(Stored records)
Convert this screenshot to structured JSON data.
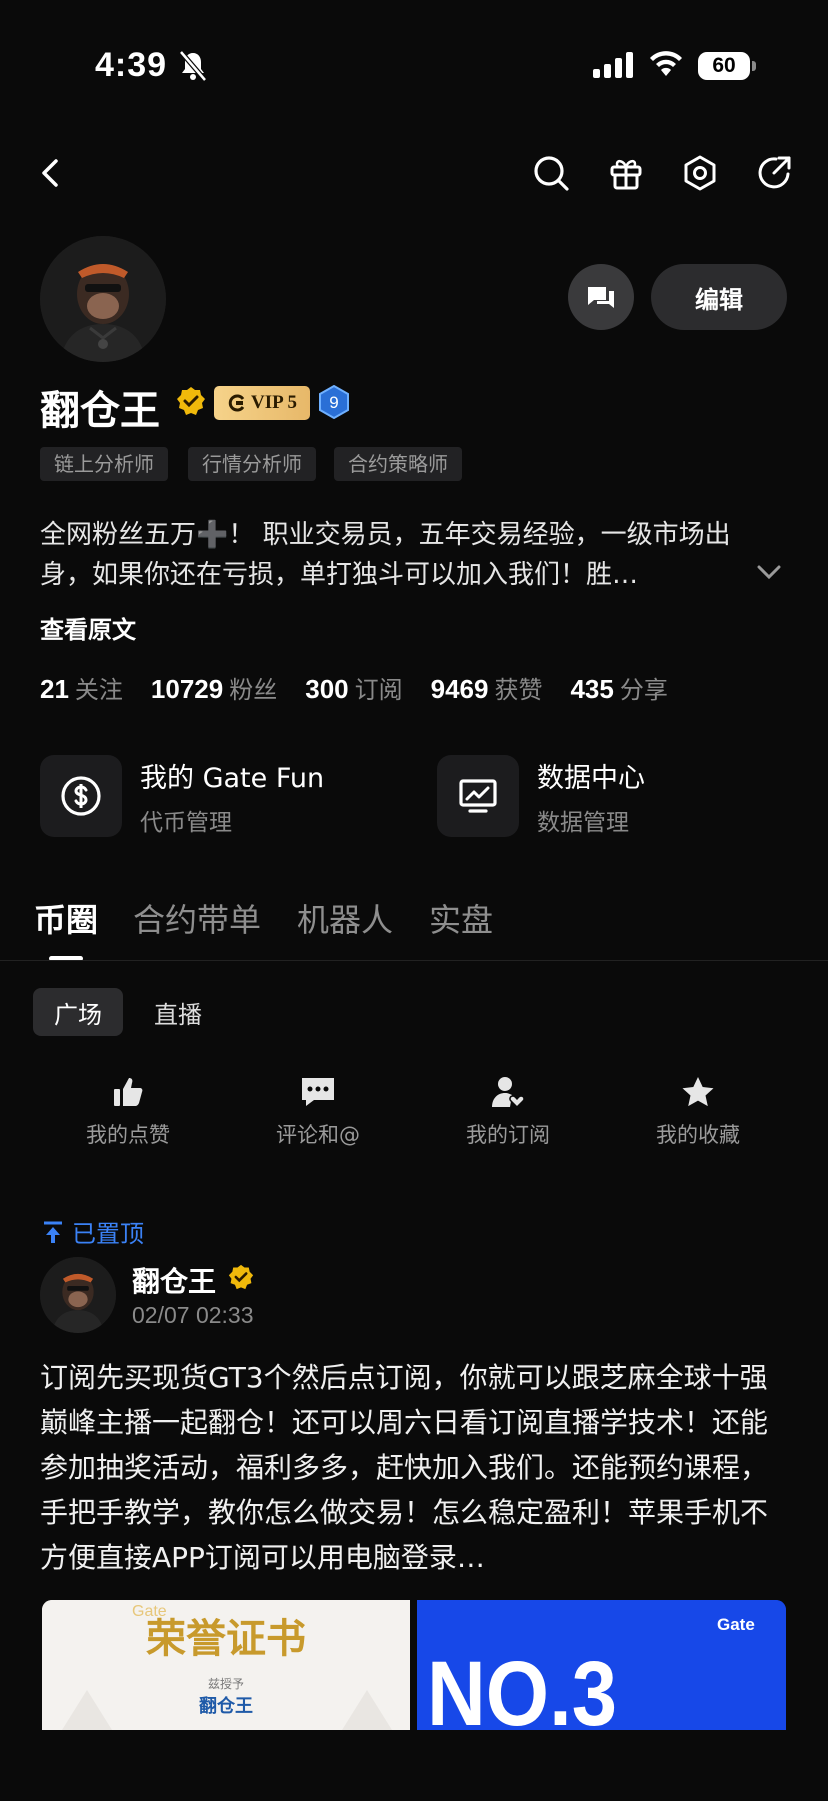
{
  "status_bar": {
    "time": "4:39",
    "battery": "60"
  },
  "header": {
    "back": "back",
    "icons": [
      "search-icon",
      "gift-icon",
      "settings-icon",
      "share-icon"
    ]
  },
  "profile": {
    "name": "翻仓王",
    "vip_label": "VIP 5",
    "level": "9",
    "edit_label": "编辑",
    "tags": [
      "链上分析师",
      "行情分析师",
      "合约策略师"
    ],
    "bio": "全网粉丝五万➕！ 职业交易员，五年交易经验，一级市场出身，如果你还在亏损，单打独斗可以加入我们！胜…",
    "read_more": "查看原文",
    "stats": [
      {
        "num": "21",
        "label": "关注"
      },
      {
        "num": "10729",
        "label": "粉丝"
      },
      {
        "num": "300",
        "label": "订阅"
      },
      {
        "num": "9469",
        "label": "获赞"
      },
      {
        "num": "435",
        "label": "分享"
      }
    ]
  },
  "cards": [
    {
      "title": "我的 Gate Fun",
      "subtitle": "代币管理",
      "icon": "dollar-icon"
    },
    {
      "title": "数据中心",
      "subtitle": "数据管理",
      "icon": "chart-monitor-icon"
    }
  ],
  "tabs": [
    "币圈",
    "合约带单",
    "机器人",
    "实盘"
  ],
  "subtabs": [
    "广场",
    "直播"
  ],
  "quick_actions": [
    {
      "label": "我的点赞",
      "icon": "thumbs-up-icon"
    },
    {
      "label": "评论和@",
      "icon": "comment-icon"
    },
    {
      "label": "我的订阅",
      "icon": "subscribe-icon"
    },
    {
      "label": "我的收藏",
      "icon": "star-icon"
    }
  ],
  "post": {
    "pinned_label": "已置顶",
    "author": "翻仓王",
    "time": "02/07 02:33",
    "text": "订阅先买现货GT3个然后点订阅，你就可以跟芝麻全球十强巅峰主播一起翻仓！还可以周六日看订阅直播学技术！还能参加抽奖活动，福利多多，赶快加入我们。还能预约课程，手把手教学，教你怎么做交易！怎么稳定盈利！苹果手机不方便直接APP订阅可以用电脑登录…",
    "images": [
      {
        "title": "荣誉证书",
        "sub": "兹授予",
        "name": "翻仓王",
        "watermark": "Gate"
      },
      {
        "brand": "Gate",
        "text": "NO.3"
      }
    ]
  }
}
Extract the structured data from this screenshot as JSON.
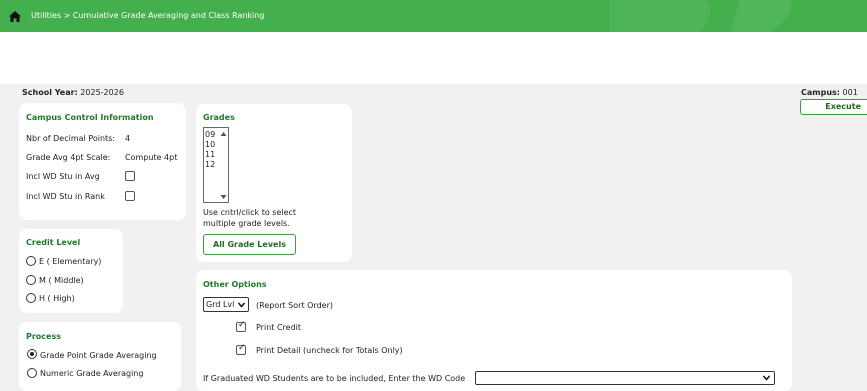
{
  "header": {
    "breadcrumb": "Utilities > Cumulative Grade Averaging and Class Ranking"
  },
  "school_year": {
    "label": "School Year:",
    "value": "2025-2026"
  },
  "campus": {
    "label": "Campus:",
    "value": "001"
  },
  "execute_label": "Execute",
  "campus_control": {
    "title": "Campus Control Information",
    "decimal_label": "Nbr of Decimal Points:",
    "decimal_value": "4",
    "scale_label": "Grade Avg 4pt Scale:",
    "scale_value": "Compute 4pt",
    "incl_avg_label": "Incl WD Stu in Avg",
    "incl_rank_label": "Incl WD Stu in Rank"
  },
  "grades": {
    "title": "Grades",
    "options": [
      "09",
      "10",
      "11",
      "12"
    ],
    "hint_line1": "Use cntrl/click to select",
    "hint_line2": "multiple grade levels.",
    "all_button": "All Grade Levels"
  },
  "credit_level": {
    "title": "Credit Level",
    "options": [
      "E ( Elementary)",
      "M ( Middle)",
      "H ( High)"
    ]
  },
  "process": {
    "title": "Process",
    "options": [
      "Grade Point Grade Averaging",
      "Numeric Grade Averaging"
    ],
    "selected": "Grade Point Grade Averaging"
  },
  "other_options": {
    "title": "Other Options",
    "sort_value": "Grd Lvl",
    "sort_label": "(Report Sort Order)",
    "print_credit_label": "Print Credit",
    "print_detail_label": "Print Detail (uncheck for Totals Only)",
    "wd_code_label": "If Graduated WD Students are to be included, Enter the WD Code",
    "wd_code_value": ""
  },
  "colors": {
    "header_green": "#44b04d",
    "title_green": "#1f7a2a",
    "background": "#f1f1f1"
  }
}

### REQUEST
Set down all the entries exactly as they appear, but skip any pictures.

### ANSWER FOR THIS EXERCISE
Convert this screenshot to structured JSON data.
{
  "status_bar": {
    "time": "4:39",
    "battery": "60"
  },
  "header": {
    "back": "back",
    "icons": [
      "search-icon",
      "gift-icon",
      "settings-icon",
      "share-icon"
    ]
  },
  "profile": {
    "name": "翻仓王",
    "vip_label": "VIP 5",
    "level": "9",
    "edit_label": "编辑",
    "tags": [
      "链上分析师",
      "行情分析师",
      "合约策略师"
    ],
    "bio": "全网粉丝五万➕！ 职业交易员，五年交易经验，一级市场出身，如果你还在亏损，单打独斗可以加入我们！胜…",
    "read_more": "查看原文",
    "stats": [
      {
        "num": "21",
        "label": "关注"
      },
      {
        "num": "10729",
        "label": "粉丝"
      },
      {
        "num": "300",
        "label": "订阅"
      },
      {
        "num": "9469",
        "label": "获赞"
      },
      {
        "num": "435",
        "label": "分享"
      }
    ]
  },
  "cards": [
    {
      "title": "我的 Gate Fun",
      "subtitle": "代币管理",
      "icon": "dollar-icon"
    },
    {
      "title": "数据中心",
      "subtitle": "数据管理",
      "icon": "chart-monitor-icon"
    }
  ],
  "tabs": [
    "币圈",
    "合约带单",
    "机器人",
    "实盘"
  ],
  "subtabs": [
    "广场",
    "直播"
  ],
  "quick_actions": [
    {
      "label": "我的点赞",
      "icon": "thumbs-up-icon"
    },
    {
      "label": "评论和@",
      "icon": "comment-icon"
    },
    {
      "label": "我的订阅",
      "icon": "subscribe-icon"
    },
    {
      "label": "我的收藏",
      "icon": "star-icon"
    }
  ],
  "post": {
    "pinned_label": "已置顶",
    "author": "翻仓王",
    "time": "02/07 02:33",
    "text": "订阅先买现货GT3个然后点订阅，你就可以跟芝麻全球十强巅峰主播一起翻仓！还可以周六日看订阅直播学技术！还能参加抽奖活动，福利多多，赶快加入我们。还能预约课程，手把手教学，教你怎么做交易！怎么稳定盈利！苹果手机不方便直接APP订阅可以用电脑登录…",
    "images": [
      {
        "title": "荣誉证书",
        "sub": "兹授予",
        "name": "翻仓王",
        "watermark": "Gate"
      },
      {
        "brand": "Gate",
        "text": "NO.3"
      }
    ]
  }
}
Extract the structured data from this screenshot as JSON.
{
  "header": {
    "breadcrumb": "Utilities > Cumulative Grade Averaging and Class Ranking"
  },
  "school_year": {
    "label": "School Year:",
    "value": "2025-2026"
  },
  "campus": {
    "label": "Campus:",
    "value": "001"
  },
  "execute_label": "Execute",
  "campus_control": {
    "title": "Campus Control Information",
    "decimal_label": "Nbr of Decimal Points:",
    "decimal_value": "4",
    "scale_label": "Grade Avg 4pt Scale:",
    "scale_value": "Compute 4pt",
    "incl_avg_label": "Incl WD Stu in Avg",
    "incl_rank_label": "Incl WD Stu in Rank"
  },
  "grades": {
    "title": "Grades",
    "options": [
      "09",
      "10",
      "11",
      "12"
    ],
    "hint_line1": "Use cntrl/click to select",
    "hint_line2": "multiple grade levels.",
    "all_button": "All Grade Levels"
  },
  "credit_level": {
    "title": "Credit Level",
    "options": [
      "E ( Elementary)",
      "M ( Middle)",
      "H ( High)"
    ]
  },
  "process": {
    "title": "Process",
    "options": [
      "Grade Point Grade Averaging",
      "Numeric Grade Averaging"
    ],
    "selected": "Grade Point Grade Averaging"
  },
  "other_options": {
    "title": "Other Options",
    "sort_value": "Grd Lvl",
    "sort_label": "(Report Sort Order)",
    "print_credit_label": "Print Credit",
    "print_detail_label": "Print Detail (uncheck for Totals Only)",
    "wd_code_label": "If Graduated WD Students are to be included, Enter the WD Code",
    "wd_code_value": ""
  },
  "colors": {
    "header_green": "#44b04d",
    "title_green": "#1f7a2a",
    "background": "#f1f1f1"
  }
}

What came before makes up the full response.